- PROBLEM REQUIREMENTS -
Locate the line that contains "OCR this image.". Retype it and every line after it to the end of the records, exactly, but not the pictures.
====
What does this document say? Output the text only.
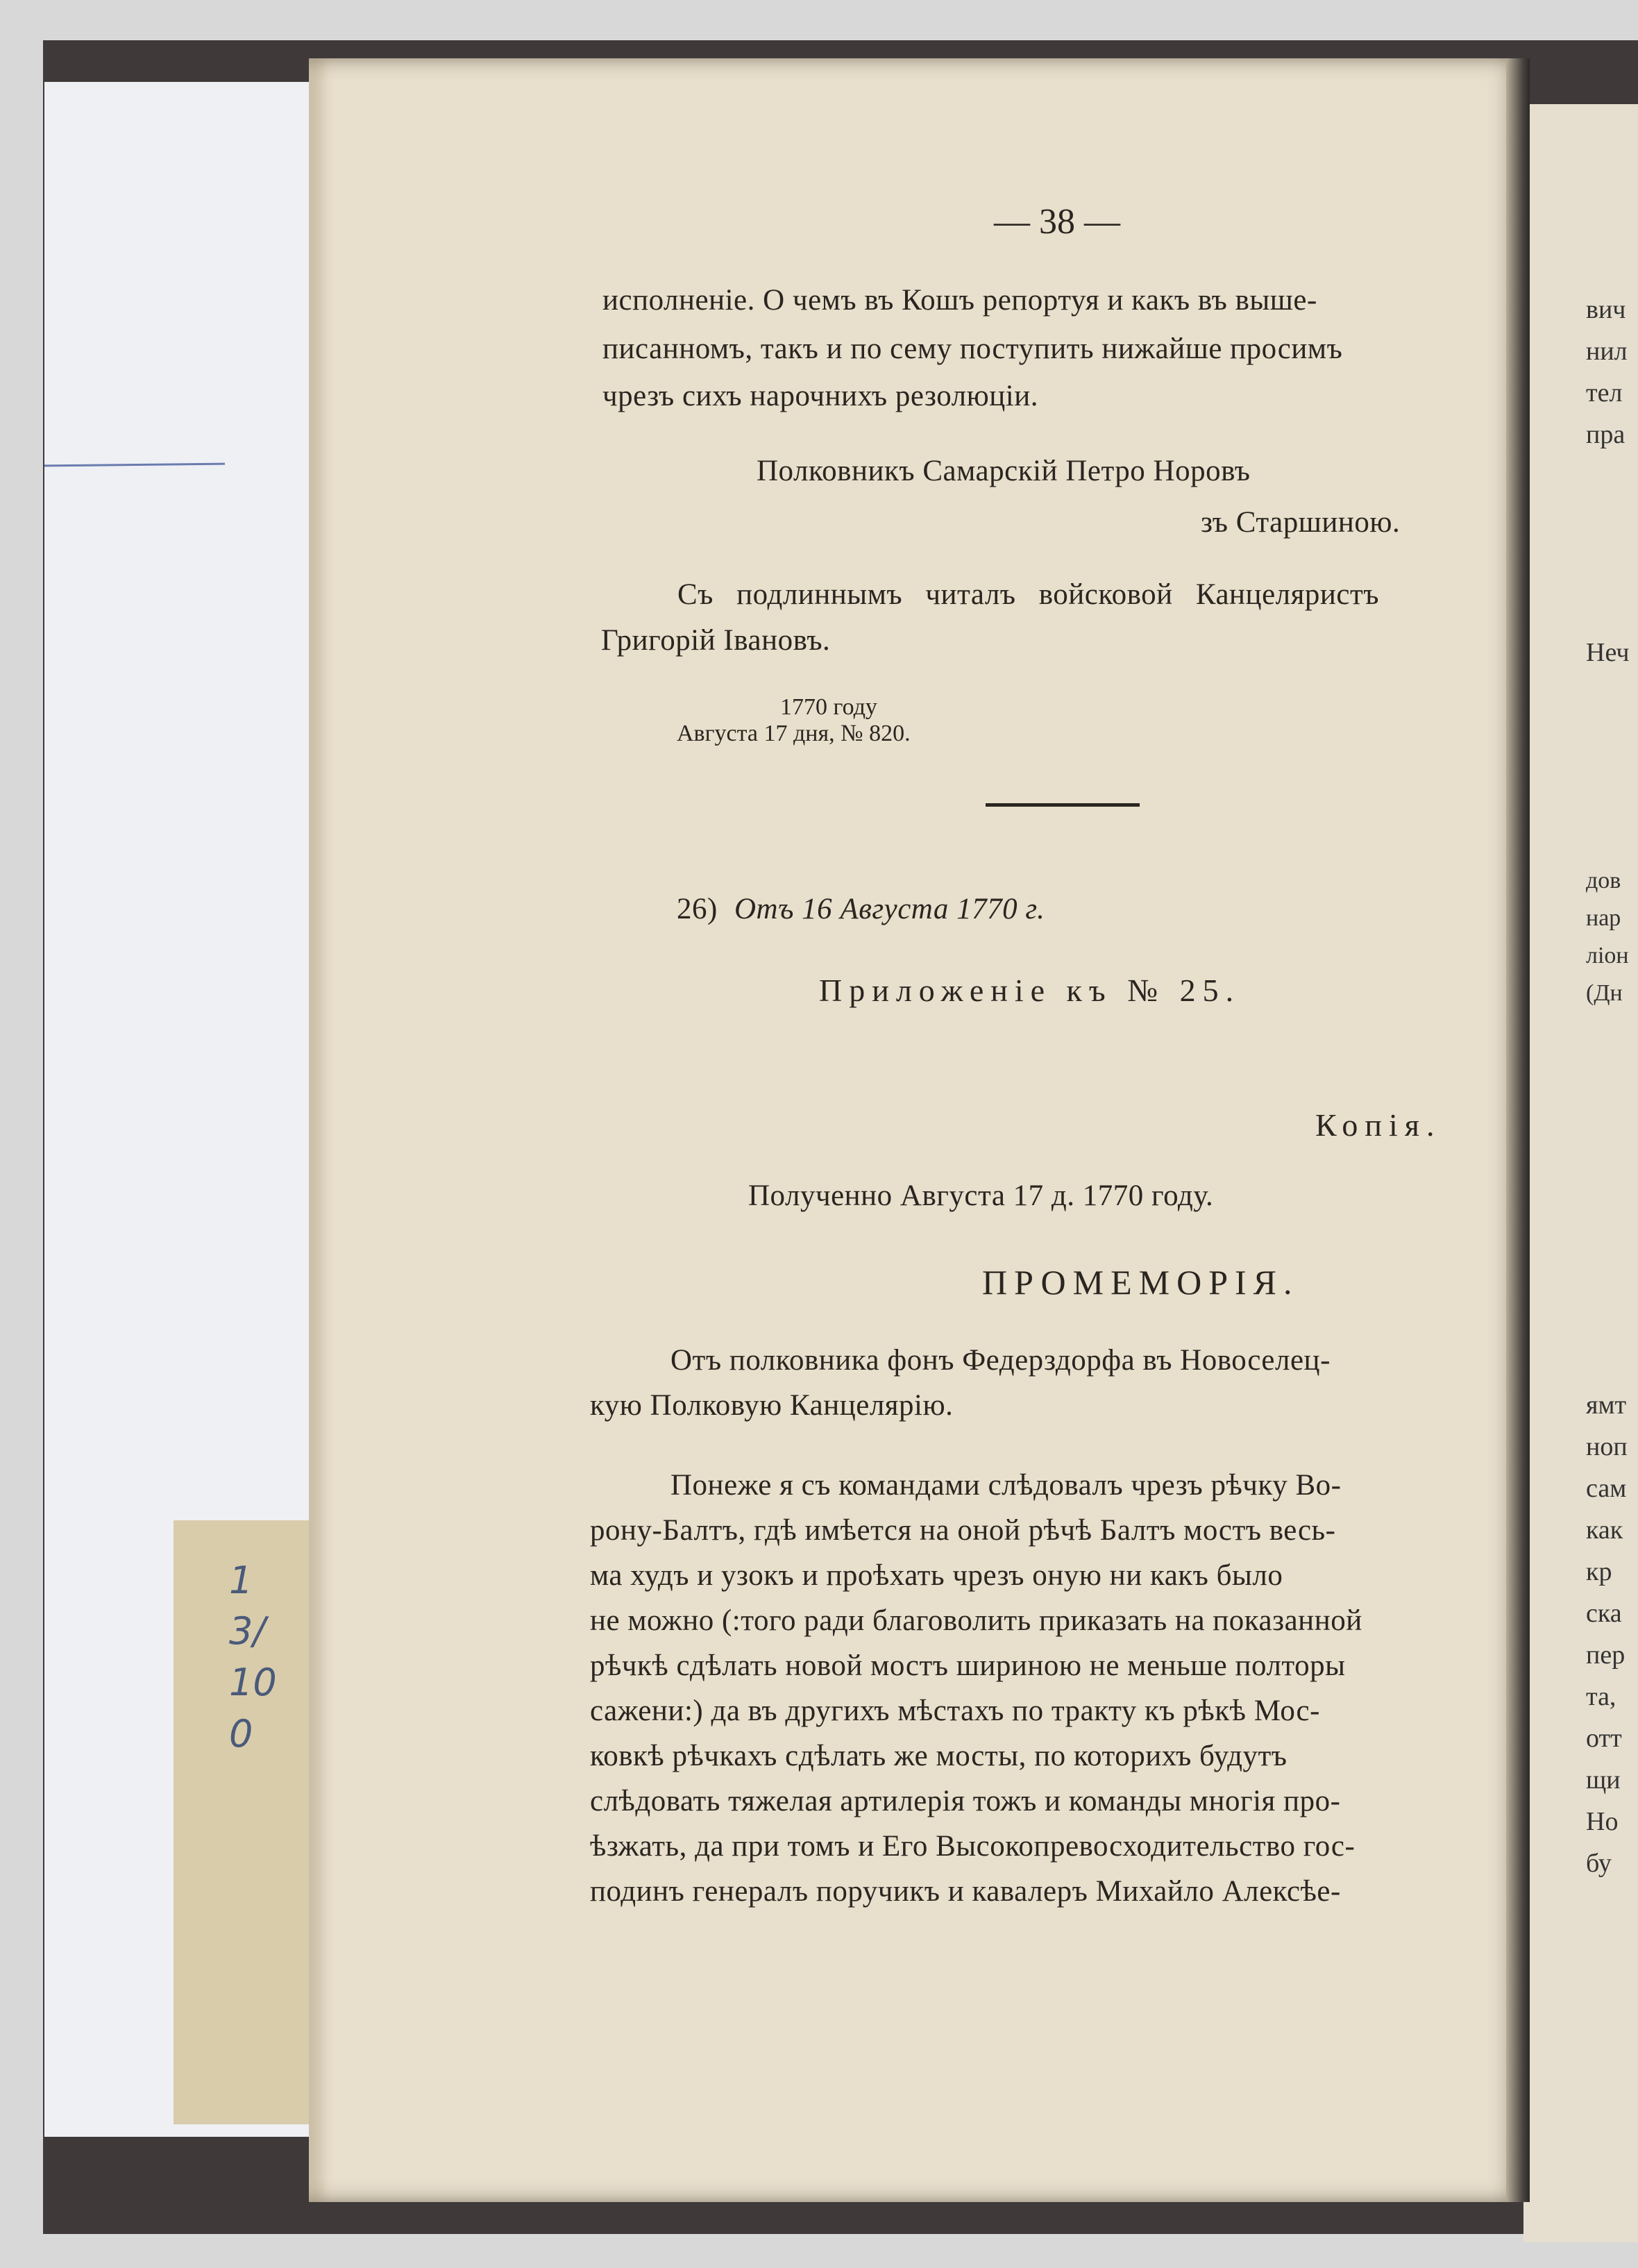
1
3/
10
0
вич
нил
тел
пра
Неч
дов
нар
ліон
(Дн
ямт
ноп
сам
как
кр
ска
пер
та,
отт
щи
Но
бу
— 38 —
исполненіе. О чемъ въ Кошъ репортуя и какъ въ выше-
писанномъ, такъ и по сему поступить нижайше просимъ
чрезъ сихъ нарочнихъ резолюціи.
Полковникъ Самарскій Петро Норовъ
зъ Старшиною.
Съ подлиннымъ читалъ войсковой Канцеляристъ
Григорій Івановъ.
1770 году
Августа 17 дня, № 820.
26) Отъ 16 Августа 1770 г.
Приложеніе къ № 25.
Копія.
Полученно Августа 17 д. 1770 году.
ПРОМЕМОРІЯ.
Отъ полковника фонъ Федерздорфа въ Новоселец-
кую Полковую Канцелярію.
Понеже я съ командами слѣдовалъ чрезъ рѣчку Во-
рону-Балтъ, гдѣ имѣется на оной рѣчѣ Балтъ мостъ весь-
ма худъ и узокъ и проѣхать чрезъ оную ни какъ было
не можно (:того ради благоволить приказать на показанной
рѣчкѣ сдѣлать новой мостъ шириною не меньше полторы
сажени:) да въ другихъ мѣстахъ по тракту къ рѣкѣ Мос-
ковкѣ рѣчкахъ сдѣлать же мосты, по которихъ будутъ
слѣдовать тяжелая артилерія тожъ и команды многія про-
ѣзжать, да при томъ и Его Высокопревосходительство гос-
подинъ генералъ поручикъ и кавалеръ Михайло Алексѣе-
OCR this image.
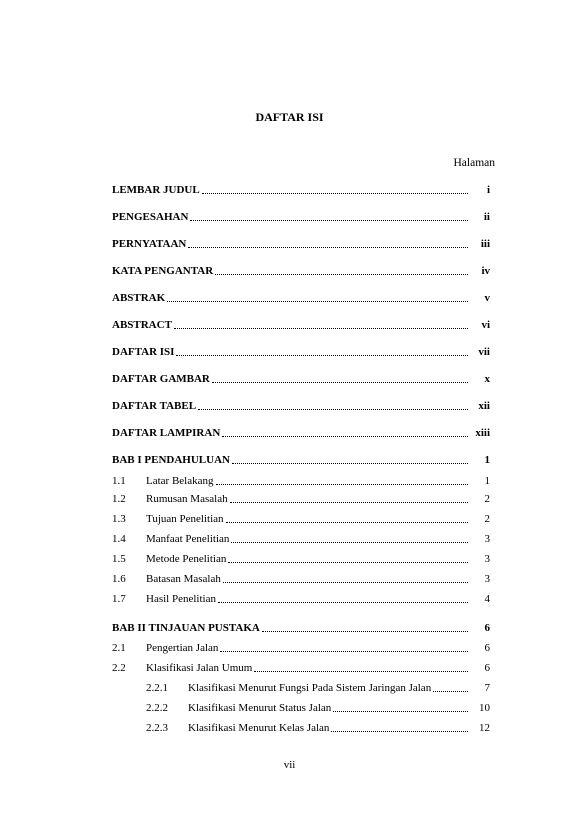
DAFTAR ISI
Halaman
LEMBAR JUDUL	i
PENGESAHAN	ii
PERNYATAAN	iii
KATA PENGANTAR	iv
ABSTRAK	v
ABSTRACT	vi
DAFTAR ISI	vii
DAFTAR GAMBAR	x
DAFTAR TABEL	xii
DAFTAR LAMPIRAN	xiii
BAB I PENDAHULUAN	1
1.1 Latar Belakang	1
1.2 Rumusan Masalah	2
1.3 Tujuan Penelitian	2
1.4 Manfaat Penelitian	3
1.5 Metode Penelitian	3
1.6 Batasan Masalah	3
1.7 Hasil Penelitian	4
BAB II TINJAUAN PUSTAKA	6
2.1 Pengertian Jalan	6
2.2 Klasifikasi Jalan Umum	6
2.2.1 Klasifikasi Menurut Fungsi Pada Sistem Jaringan Jalan	7
2.2.2 Klasifikasi Menurut Status Jalan	10
2.2.3 Klasifikasi Menurut Kelas Jalan	12
vii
====
- OUTPUT OF THE EXERCISE -
OCR this image.
DAFTAR ISI
Halaman
LEMBAR JUDUL	i
PENGESAHAN	ii
PERNYATAAN	iii
KATA PENGANTAR	iv
ABSTRAK	v
ABSTRACT	vi
DAFTAR ISI	vii
DAFTAR GAMBAR	x
DAFTAR TABEL	xii
DAFTAR LAMPIRAN	xiii
BAB I PENDAHULUAN	1
1.1 Latar Belakang	1
1.2 Rumusan Masalah	2
1.3 Tujuan Penelitian	2
1.4 Manfaat Penelitian	3
1.5 Metode Penelitian	3
1.6 Batasan Masalah	3
1.7 Hasil Penelitian	4
BAB II TINJAUAN PUSTAKA	6
2.1 Pengertian Jalan	6
2.2 Klasifikasi Jalan Umum	6
2.2.1 Klasifikasi Menurut Fungsi Pada Sistem Jaringan Jalan	7
2.2.2 Klasifikasi Menurut Status Jalan	10
2.2.3 Klasifikasi Menurut Kelas Jalan	12
vii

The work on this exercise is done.